▶ [Exercise]: Work out how many lines in the records below include the string "cells", and reply with that number alone.
#####
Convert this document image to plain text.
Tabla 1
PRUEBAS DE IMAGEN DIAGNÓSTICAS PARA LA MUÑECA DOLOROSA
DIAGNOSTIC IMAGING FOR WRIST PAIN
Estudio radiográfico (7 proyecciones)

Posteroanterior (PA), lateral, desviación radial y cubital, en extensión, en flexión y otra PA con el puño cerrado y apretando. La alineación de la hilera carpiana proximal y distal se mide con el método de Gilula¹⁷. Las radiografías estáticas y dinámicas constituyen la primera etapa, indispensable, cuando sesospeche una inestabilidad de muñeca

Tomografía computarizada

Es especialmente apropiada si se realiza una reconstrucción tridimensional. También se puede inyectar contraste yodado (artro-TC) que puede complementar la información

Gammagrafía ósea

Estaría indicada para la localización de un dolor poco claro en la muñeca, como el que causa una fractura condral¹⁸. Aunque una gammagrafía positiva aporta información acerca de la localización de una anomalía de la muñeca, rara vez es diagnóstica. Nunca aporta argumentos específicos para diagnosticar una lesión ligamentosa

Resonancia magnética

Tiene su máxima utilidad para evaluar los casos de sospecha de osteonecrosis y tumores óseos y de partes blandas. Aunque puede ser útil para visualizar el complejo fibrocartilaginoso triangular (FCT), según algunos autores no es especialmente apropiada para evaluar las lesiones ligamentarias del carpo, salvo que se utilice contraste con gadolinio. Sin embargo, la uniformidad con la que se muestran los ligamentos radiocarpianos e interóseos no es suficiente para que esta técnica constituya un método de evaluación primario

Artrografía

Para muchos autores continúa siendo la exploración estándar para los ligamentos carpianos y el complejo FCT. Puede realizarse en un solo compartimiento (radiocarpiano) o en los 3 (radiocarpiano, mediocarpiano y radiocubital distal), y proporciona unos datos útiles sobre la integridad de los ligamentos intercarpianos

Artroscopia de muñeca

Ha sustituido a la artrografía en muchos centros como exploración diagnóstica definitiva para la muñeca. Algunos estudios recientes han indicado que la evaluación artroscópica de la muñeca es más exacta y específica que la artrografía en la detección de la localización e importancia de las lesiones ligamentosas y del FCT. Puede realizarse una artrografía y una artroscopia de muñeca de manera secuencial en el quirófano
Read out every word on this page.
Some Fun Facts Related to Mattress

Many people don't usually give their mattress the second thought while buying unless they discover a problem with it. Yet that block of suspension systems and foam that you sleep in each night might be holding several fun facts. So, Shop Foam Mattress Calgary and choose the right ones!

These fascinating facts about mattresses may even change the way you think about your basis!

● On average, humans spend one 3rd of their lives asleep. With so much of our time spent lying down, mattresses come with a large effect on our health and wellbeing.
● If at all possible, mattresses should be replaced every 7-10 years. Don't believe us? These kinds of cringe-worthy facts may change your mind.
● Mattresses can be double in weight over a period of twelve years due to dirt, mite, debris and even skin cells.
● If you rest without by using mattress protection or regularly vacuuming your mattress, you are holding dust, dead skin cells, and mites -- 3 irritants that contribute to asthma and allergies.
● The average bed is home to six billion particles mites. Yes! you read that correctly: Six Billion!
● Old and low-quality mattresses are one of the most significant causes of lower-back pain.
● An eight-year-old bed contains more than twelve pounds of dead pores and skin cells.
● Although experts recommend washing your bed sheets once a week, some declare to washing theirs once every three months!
#####
▶ [Solution for this exercise]: 3